Stored data.

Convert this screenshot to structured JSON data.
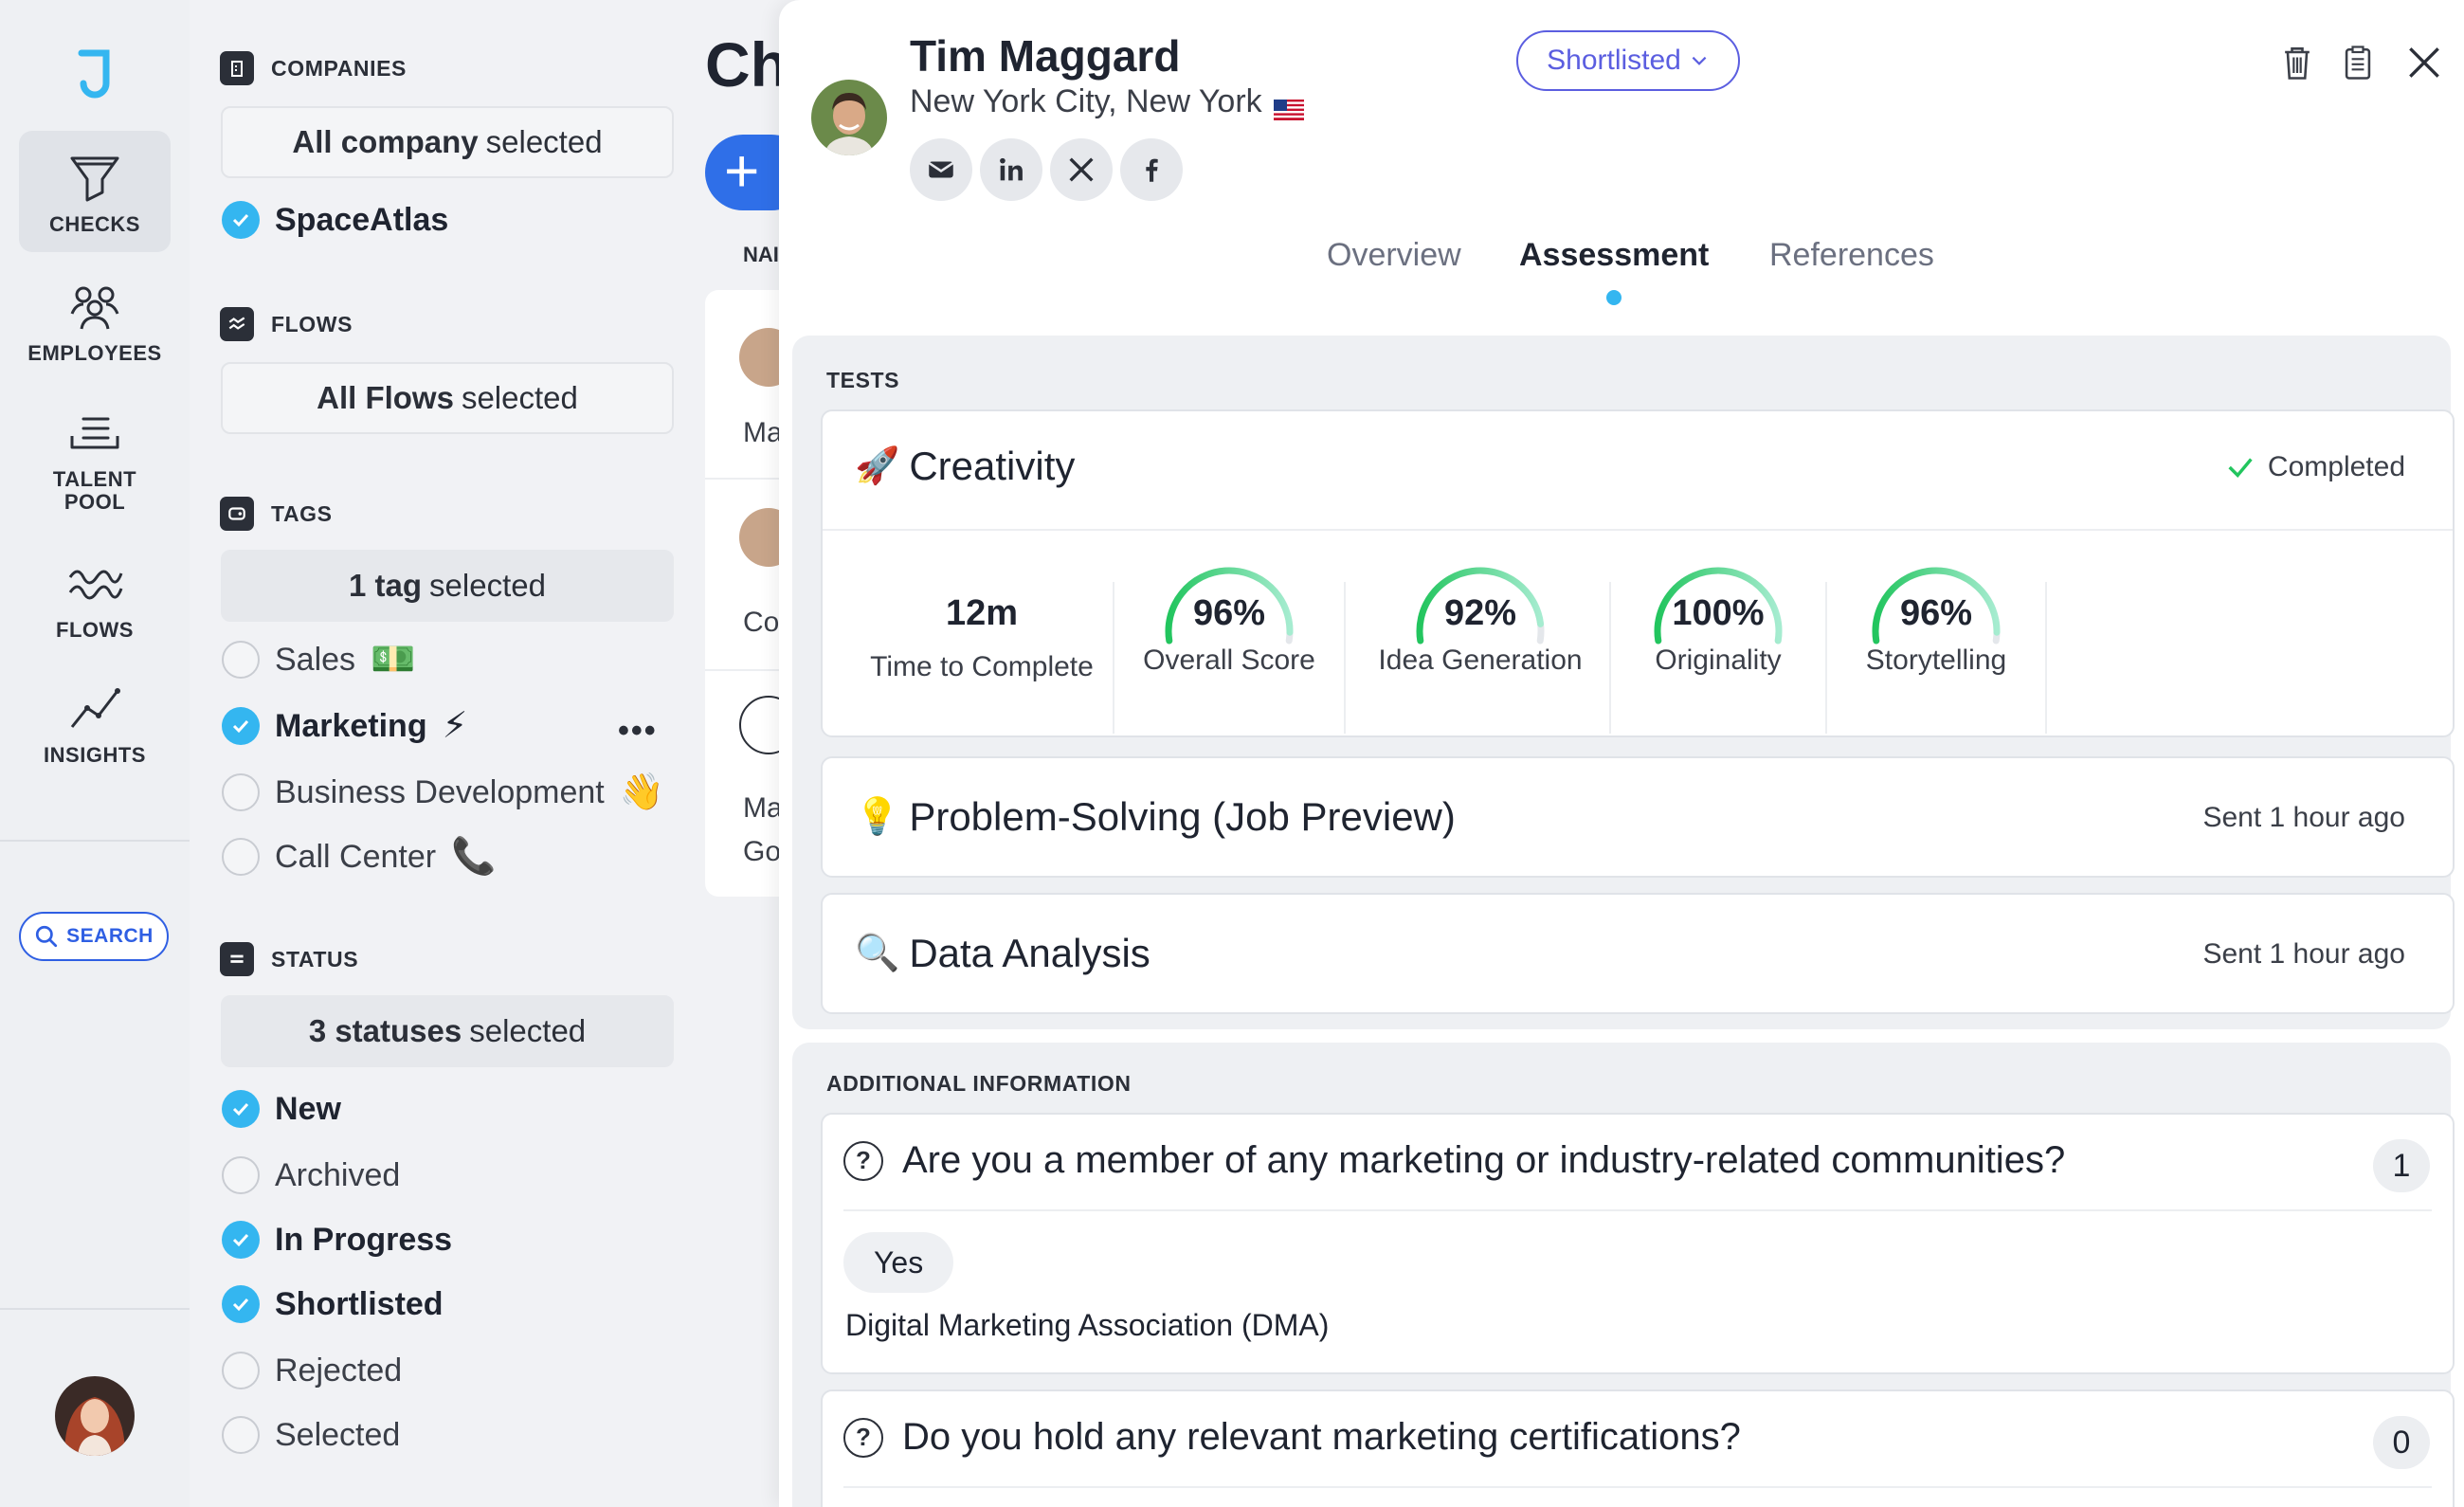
{
  "nav": {
    "items": [
      {
        "label": "CHECKS",
        "icon": "funnel-icon",
        "active": true
      },
      {
        "label": "EMPLOYEES",
        "icon": "people-icon",
        "active": false
      },
      {
        "label": "TALENT\nPOOL",
        "icon": "pool-icon",
        "active": false
      },
      {
        "label": "FLOWS",
        "icon": "waves-icon",
        "active": false
      },
      {
        "label": "INSIGHTS",
        "icon": "chart-line-icon",
        "active": false
      }
    ],
    "search_label": "SEARCH"
  },
  "filters": {
    "companies": {
      "heading": "COMPANIES",
      "selector_bold": "All company",
      "selector_rest": "selected",
      "items": [
        {
          "label": "SpaceAtlas",
          "checked": true
        }
      ]
    },
    "flows": {
      "heading": "FLOWS",
      "selector_bold": "All Flows",
      "selector_rest": "selected"
    },
    "tags": {
      "heading": "TAGS",
      "selector_bold": "1 tag",
      "selector_rest": "selected",
      "items": [
        {
          "label": "Sales",
          "emoji": "💵",
          "checked": false
        },
        {
          "label": "Marketing",
          "emoji": "⚡",
          "checked": true
        },
        {
          "label": "Business Development",
          "emoji": "👋",
          "checked": false
        },
        {
          "label": "Call Center",
          "emoji": "📞",
          "checked": false
        }
      ]
    },
    "status": {
      "heading": "STATUS",
      "selector_bold": "3 statuses",
      "selector_rest": "selected",
      "items": [
        {
          "label": "New",
          "checked": true
        },
        {
          "label": "Archived",
          "checked": false
        },
        {
          "label": "In Progress",
          "checked": true
        },
        {
          "label": "Shortlisted",
          "checked": true
        },
        {
          "label": "Rejected",
          "checked": false
        },
        {
          "label": "Selected",
          "checked": false
        }
      ]
    }
  },
  "underlying": {
    "title": "Ch",
    "plus": "+",
    "column": "NAI",
    "rows": [
      "Ma",
      "Co",
      "Ma",
      "Go"
    ]
  },
  "candidate": {
    "name": "Tim Maggard",
    "location": "New York City, New York",
    "status": "Shortlisted",
    "socials": [
      "mail-icon",
      "linkedin-icon",
      "x-icon",
      "facebook-icon"
    ]
  },
  "tabs": [
    {
      "label": "Overview",
      "active": false
    },
    {
      "label": "Assessment",
      "active": true
    },
    {
      "label": "References",
      "active": false
    }
  ],
  "tests": {
    "heading": "TESTS",
    "items": [
      {
        "emoji": "🚀",
        "name": "Creativity",
        "status": "Completed",
        "time_value": "12m",
        "time_label": "Time to Complete",
        "scores": [
          {
            "value": "96%",
            "fraction": 0.96,
            "label": "Overall Score"
          },
          {
            "value": "92%",
            "fraction": 0.92,
            "label": "Idea Generation"
          },
          {
            "value": "100%",
            "fraction": 1.0,
            "label": "Originality"
          },
          {
            "value": "96%",
            "fraction": 0.96,
            "label": "Storytelling"
          }
        ]
      },
      {
        "emoji": "💡",
        "name": "Problem-Solving (Job Preview)",
        "status": "Sent 1 hour ago"
      },
      {
        "emoji": "🔍",
        "name": "Data Analysis",
        "status": "Sent 1 hour ago"
      }
    ]
  },
  "additional": {
    "heading": "ADDITIONAL INFORMATION",
    "questions": [
      {
        "question": "Are you a member of any marketing or industry-related communities?",
        "count": "1",
        "chip": "Yes",
        "answer": "Digital Marketing Association (DMA)"
      },
      {
        "question": "Do you hold any relevant marketing certifications?",
        "count": "0"
      }
    ]
  },
  "colors": {
    "accent": "#34b6f0",
    "brand_blue": "#2f6fe8",
    "status_purple": "#5b5ee0",
    "gauge_start": "#a6ecd0",
    "gauge_end": "#22c55e"
  }
}
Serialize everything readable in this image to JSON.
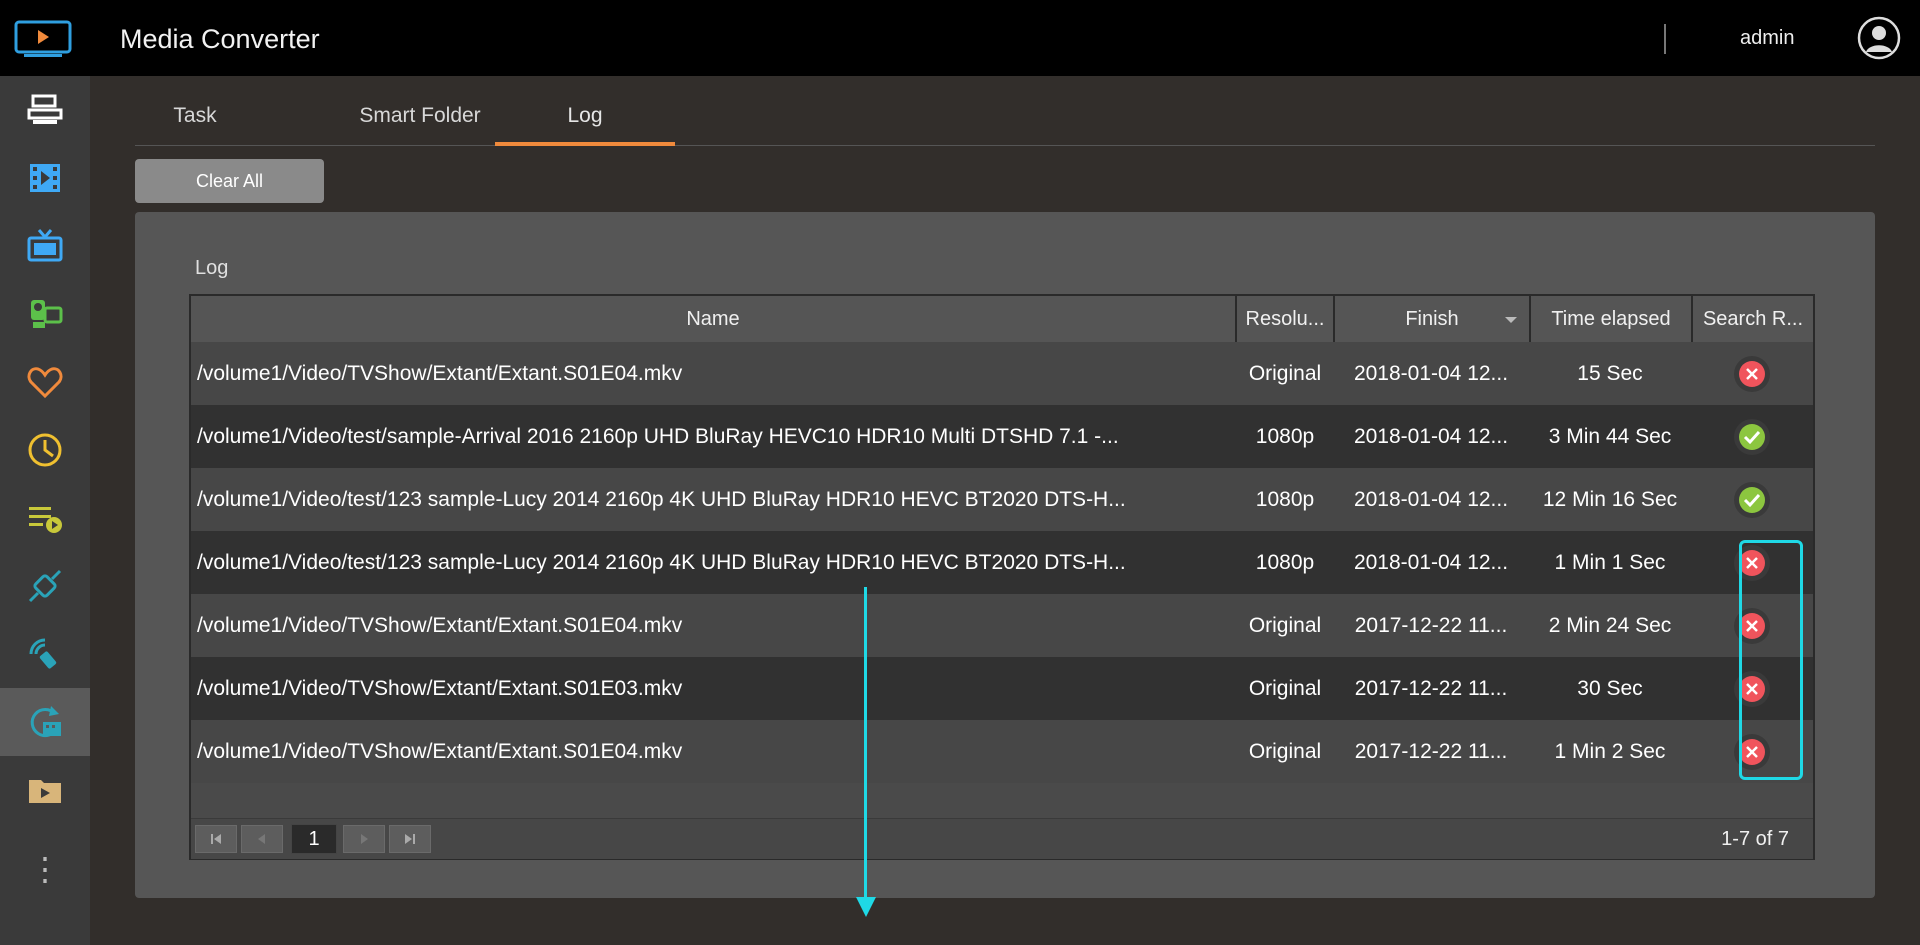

WHAT IS ASKED.
Reproduce the whole listing word for word, setting aside any pictures.

TASK OUTPUT.
Convert this screenshot to structured JSON data.
{
  "nav": {
    "items": [
      {
        "label": "CHECKS",
        "icon": "funnel-icon",
        "active": true
      },
      {
        "label": "EMPLOYEES",
        "icon": "people-icon",
        "active": false
      },
      {
        "label": "TALENT\nPOOL",
        "icon": "pool-icon",
        "active": false
      },
      {
        "label": "FLOWS",
        "icon": "waves-icon",
        "active": false
      },
      {
        "label": "INSIGHTS",
        "icon": "chart-line-icon",
        "active": false
      }
    ],
    "search_label": "SEARCH"
  },
  "filters": {
    "companies": {
      "heading": "COMPANIES",
      "selector_bold": "All company",
      "selector_rest": "selected",
      "items": [
        {
          "label": "SpaceAtlas",
          "checked": true
        }
      ]
    },
    "flows": {
      "heading": "FLOWS",
      "selector_bold": "All Flows",
      "selector_rest": "selected"
    },
    "tags": {
      "heading": "TAGS",
      "selector_bold": "1 tag",
      "selector_rest": "selected",
      "items": [
        {
          "label": "Sales",
          "emoji": "💵",
          "checked": false
        },
        {
          "label": "Marketing",
          "emoji": "⚡",
          "checked": true
        },
        {
          "label": "Business Development",
          "emoji": "👋",
          "checked": false
        },
        {
          "label": "Call Center",
          "emoji": "📞",
          "checked": false
        }
      ]
    },
    "status": {
      "heading": "STATUS",
      "selector_bold": "3 statuses",
      "selector_rest": "selected",
      "items": [
        {
          "label": "New",
          "checked": true
        },
        {
          "label": "Archived",
          "checked": false
        },
        {
          "label": "In Progress",
          "checked": true
        },
        {
          "label": "Shortlisted",
          "checked": true
        },
        {
          "label": "Rejected",
          "checked": false
        },
        {
          "label": "Selected",
          "checked": false
        }
      ]
    }
  },
  "underlying": {
    "title": "Ch",
    "plus": "+",
    "column": "NAI",
    "rows": [
      "Ma",
      "Co",
      "Ma",
      "Go"
    ]
  },
  "candidate": {
    "name": "Tim Maggard",
    "location": "New York City, New York",
    "status": "Shortlisted",
    "socials": [
      "mail-icon",
      "linkedin-icon",
      "x-icon",
      "facebook-icon"
    ]
  },
  "tabs": [
    {
      "label": "Overview",
      "active": false
    },
    {
      "label": "Assessment",
      "active": true
    },
    {
      "label": "References",
      "active": false
    }
  ],
  "tests": {
    "heading": "TESTS",
    "items": [
      {
        "emoji": "🚀",
        "name": "Creativity",
        "status": "Completed",
        "time_value": "12m",
        "time_label": "Time to Complete",
        "scores": [
          {
            "value": "96%",
            "fraction": 0.96,
            "label": "Overall Score"
          },
          {
            "value": "92%",
            "fraction": 0.92,
            "label": "Idea Generation"
          },
          {
            "value": "100%",
            "fraction": 1.0,
            "label": "Originality"
          },
          {
            "value": "96%",
            "fraction": 0.96,
            "label": "Storytelling"
          }
        ]
      },
      {
        "emoji": "💡",
        "name": "Problem-Solving (Job Preview)",
        "status": "Sent 1 hour ago"
      },
      {
        "emoji": "🔍",
        "name": "Data Analysis",
        "status": "Sent 1 hour ago"
      }
    ]
  },
  "additional": {
    "heading": "ADDITIONAL INFORMATION",
    "questions": [
      {
        "question": "Are you a member of any marketing or industry-related communities?",
        "count": "1",
        "chip": "Yes",
        "answer": "Digital Marketing Association (DMA)"
      },
      {
        "question": "Do you hold any relevant marketing certifications?",
        "count": "0"
      }
    ]
  },
  "colors": {
    "accent": "#34b6f0",
    "brand_blue": "#2f6fe8",
    "status_purple": "#5b5ee0",
    "gauge_start": "#a6ecd0",
    "gauge_end": "#22c55e"
  }
}
Serialize everything readable in this image to JSON.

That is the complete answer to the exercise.